▶ **THE REQUEST**
Extract all lines from the data beneath that include the word "Sectors".

=== TASK DATA ===

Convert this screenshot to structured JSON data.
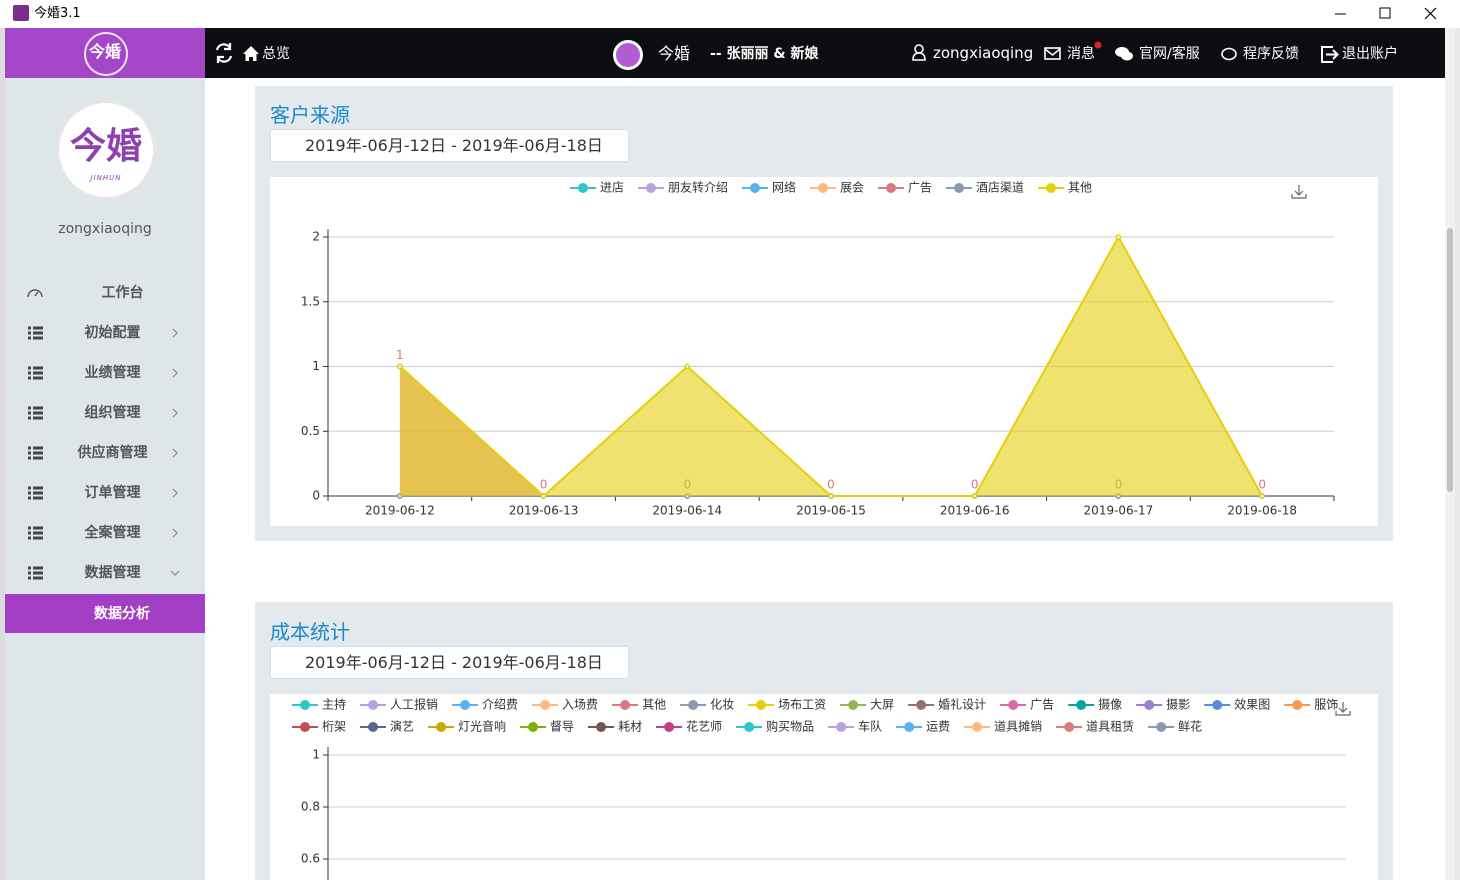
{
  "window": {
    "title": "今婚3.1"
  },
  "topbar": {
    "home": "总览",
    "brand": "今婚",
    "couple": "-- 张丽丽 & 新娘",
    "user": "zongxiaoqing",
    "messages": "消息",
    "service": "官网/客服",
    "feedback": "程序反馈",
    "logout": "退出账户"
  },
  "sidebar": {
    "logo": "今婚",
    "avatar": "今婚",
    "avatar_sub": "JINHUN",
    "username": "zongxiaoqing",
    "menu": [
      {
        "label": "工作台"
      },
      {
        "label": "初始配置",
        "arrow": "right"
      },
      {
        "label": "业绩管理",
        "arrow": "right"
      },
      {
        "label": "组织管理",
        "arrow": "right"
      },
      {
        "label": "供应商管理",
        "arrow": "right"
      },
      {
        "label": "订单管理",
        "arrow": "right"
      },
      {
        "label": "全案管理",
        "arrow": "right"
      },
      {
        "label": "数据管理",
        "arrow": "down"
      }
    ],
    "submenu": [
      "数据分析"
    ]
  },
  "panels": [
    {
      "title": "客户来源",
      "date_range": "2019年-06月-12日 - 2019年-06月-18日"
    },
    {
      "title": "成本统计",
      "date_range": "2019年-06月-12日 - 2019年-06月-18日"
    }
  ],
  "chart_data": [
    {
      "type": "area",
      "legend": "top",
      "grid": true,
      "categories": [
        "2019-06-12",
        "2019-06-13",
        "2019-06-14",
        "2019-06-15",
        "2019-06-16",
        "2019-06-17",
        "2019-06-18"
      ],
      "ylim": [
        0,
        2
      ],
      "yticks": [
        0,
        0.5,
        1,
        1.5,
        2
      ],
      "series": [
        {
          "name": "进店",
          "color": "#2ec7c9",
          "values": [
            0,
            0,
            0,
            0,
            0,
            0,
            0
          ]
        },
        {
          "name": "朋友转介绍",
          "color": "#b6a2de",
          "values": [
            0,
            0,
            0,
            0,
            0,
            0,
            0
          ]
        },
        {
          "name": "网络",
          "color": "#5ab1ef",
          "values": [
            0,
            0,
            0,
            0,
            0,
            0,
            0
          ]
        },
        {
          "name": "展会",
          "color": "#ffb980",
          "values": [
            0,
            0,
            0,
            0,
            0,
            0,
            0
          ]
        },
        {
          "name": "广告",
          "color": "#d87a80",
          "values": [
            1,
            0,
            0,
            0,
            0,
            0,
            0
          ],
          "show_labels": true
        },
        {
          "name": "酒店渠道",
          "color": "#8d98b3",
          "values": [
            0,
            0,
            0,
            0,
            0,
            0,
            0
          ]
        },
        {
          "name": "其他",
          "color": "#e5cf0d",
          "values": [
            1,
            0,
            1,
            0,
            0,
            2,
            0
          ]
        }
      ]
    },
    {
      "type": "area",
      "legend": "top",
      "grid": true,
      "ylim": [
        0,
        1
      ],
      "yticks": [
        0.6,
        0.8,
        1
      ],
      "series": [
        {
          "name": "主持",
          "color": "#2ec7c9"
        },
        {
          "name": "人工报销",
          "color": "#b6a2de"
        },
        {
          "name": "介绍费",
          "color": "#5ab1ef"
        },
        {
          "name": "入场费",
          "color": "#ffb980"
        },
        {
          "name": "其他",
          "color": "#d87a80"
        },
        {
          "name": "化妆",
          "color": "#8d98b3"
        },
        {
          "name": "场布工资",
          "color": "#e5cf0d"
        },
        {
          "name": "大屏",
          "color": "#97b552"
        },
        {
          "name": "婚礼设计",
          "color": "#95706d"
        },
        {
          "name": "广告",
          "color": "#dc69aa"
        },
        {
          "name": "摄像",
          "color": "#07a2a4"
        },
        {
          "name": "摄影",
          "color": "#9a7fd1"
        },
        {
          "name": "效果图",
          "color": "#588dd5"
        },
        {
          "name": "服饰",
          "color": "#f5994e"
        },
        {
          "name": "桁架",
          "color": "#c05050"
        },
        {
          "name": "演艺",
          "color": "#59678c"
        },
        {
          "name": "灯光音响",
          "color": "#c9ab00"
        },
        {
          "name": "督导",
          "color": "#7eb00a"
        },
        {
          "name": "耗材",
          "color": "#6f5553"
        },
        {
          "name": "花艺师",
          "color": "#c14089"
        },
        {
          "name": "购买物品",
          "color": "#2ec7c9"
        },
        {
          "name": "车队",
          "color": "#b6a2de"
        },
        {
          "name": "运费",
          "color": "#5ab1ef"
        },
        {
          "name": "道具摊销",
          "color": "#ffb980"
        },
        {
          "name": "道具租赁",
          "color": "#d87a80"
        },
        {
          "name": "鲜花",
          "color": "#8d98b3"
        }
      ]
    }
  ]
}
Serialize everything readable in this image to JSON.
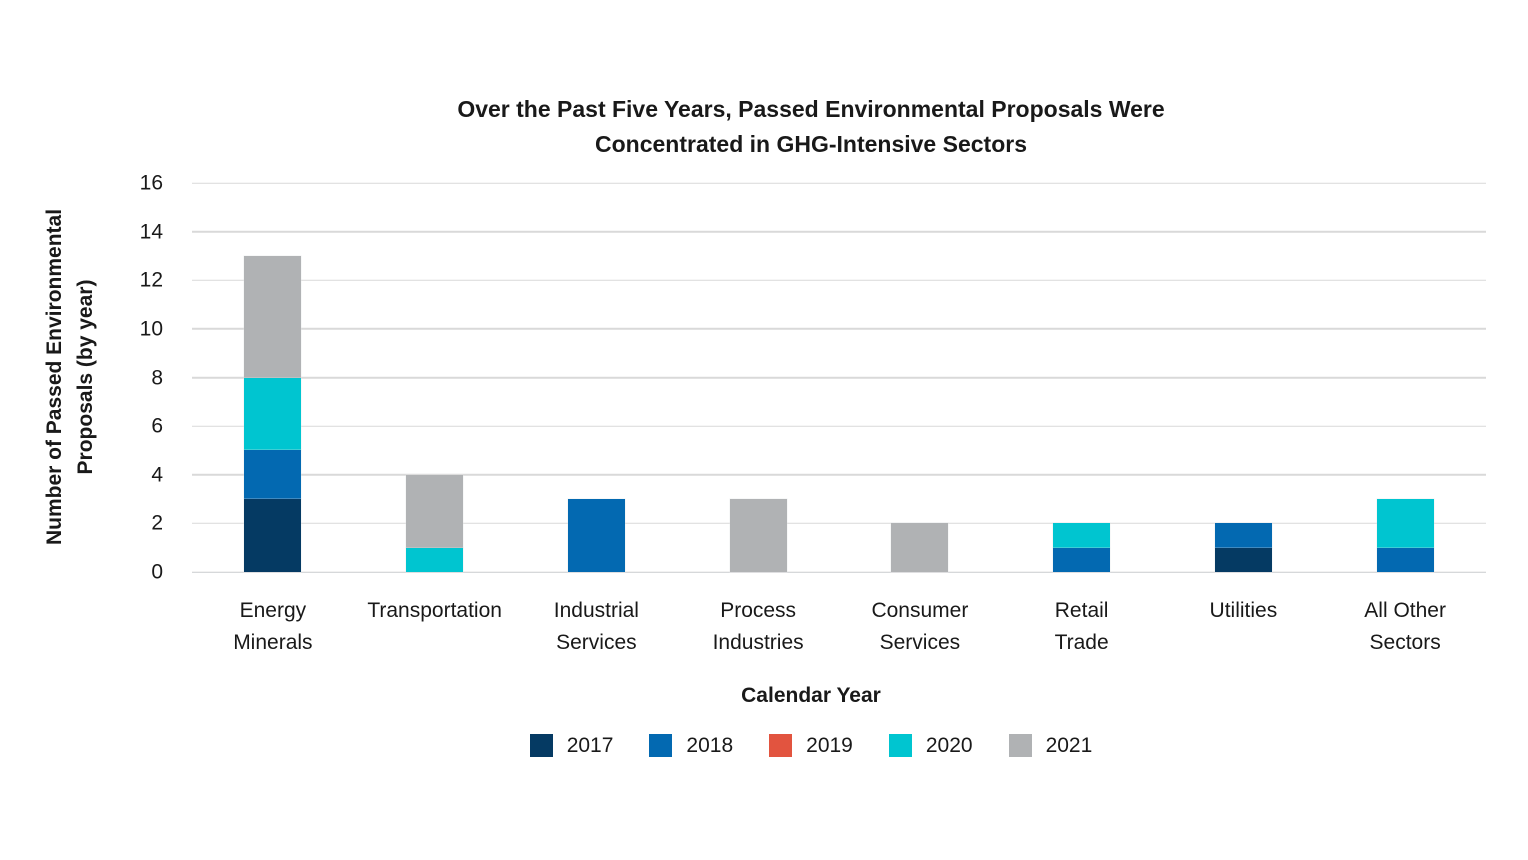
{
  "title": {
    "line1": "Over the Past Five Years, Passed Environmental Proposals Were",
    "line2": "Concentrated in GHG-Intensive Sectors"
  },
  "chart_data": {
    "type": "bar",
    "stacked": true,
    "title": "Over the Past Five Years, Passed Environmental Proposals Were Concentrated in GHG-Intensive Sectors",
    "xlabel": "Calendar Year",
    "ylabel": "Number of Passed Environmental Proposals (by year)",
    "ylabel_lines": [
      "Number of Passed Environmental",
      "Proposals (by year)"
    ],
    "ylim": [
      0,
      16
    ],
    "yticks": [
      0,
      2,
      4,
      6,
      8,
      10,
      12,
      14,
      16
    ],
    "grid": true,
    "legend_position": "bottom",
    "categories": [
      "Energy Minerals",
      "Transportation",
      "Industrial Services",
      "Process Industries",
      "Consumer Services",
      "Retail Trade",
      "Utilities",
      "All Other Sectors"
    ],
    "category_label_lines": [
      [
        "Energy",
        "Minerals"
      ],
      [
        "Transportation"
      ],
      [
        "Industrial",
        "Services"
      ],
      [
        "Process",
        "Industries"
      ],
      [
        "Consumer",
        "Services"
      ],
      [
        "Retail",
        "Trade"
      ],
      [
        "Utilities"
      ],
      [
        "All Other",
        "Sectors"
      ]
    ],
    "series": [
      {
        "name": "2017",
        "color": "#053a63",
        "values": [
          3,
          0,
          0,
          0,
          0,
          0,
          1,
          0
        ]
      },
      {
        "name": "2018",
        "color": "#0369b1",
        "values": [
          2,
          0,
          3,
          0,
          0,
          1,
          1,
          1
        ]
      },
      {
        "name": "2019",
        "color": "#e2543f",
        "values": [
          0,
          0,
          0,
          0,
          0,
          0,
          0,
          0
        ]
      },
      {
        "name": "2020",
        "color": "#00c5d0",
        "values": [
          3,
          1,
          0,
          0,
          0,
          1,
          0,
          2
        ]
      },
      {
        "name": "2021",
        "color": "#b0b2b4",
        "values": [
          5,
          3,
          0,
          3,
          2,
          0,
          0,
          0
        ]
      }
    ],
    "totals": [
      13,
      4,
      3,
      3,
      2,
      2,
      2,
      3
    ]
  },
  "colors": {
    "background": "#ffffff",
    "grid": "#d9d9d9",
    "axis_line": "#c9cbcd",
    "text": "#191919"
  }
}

===
=== TASK DATA ===

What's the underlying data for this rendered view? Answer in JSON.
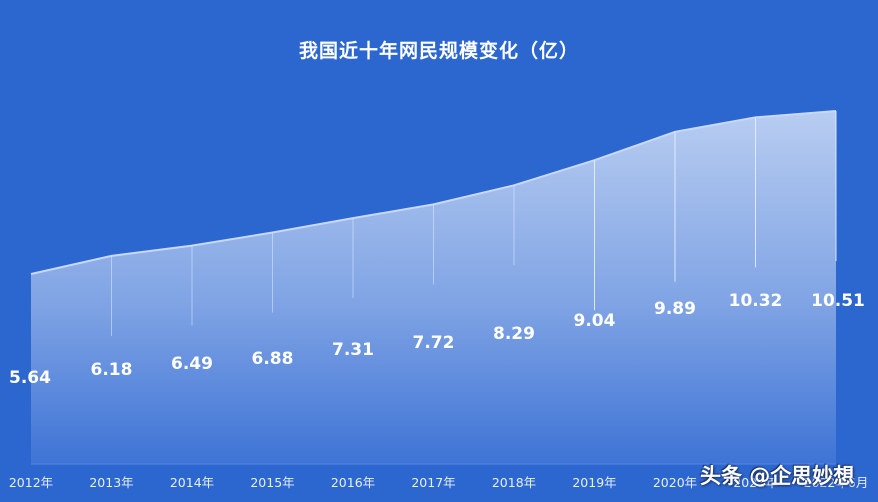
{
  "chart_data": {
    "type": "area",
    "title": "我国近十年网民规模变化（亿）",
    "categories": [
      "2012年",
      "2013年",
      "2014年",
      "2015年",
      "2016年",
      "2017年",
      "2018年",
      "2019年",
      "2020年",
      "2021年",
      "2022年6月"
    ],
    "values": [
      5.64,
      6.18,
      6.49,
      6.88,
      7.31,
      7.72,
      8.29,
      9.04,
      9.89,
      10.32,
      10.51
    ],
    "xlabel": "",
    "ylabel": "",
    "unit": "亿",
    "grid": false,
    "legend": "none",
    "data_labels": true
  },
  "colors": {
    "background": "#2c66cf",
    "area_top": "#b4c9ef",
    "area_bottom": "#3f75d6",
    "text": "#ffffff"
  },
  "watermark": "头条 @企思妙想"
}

===
=== TASK DATA ===

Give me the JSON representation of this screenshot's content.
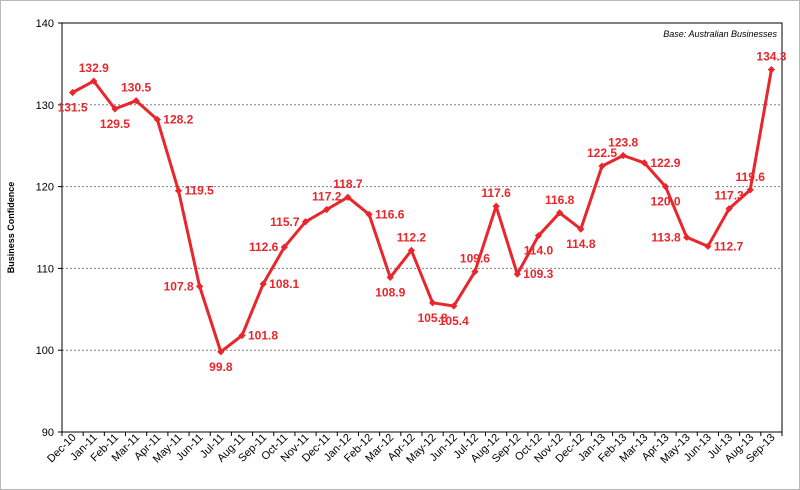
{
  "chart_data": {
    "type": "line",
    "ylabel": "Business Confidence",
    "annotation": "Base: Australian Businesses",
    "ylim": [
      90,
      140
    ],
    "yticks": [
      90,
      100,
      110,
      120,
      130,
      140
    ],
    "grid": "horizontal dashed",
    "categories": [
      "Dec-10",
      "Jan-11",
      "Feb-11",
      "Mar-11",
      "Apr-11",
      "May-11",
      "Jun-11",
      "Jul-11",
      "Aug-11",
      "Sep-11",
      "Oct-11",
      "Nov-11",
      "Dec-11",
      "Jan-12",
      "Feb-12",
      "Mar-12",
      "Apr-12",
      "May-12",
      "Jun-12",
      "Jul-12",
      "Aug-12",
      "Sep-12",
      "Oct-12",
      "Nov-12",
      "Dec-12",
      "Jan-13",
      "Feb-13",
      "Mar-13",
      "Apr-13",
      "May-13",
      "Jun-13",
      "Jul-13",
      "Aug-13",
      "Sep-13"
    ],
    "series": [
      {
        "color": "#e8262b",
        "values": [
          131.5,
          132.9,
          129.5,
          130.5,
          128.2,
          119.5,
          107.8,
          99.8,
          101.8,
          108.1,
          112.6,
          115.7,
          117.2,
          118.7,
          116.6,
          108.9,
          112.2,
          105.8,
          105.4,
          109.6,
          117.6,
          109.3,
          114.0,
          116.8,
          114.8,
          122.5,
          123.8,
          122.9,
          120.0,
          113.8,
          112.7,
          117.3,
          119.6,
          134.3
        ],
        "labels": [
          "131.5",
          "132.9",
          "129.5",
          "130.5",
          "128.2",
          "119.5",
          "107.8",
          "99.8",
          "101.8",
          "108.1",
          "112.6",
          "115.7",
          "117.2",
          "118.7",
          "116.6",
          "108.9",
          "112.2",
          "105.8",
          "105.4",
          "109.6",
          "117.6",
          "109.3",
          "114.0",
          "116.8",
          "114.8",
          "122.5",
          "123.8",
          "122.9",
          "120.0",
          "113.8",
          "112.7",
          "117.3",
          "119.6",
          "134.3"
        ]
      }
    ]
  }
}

===

▶ **FULL OUTPUT**
    "line2": "Concentrated in GHG-Intensive Sectors"
    "title": "Over the Past Five Years, Passed Environmental Proposals Were Concentrated in GHG-Intensive Sectors",
      "All Other Sectors"
        "Sectors"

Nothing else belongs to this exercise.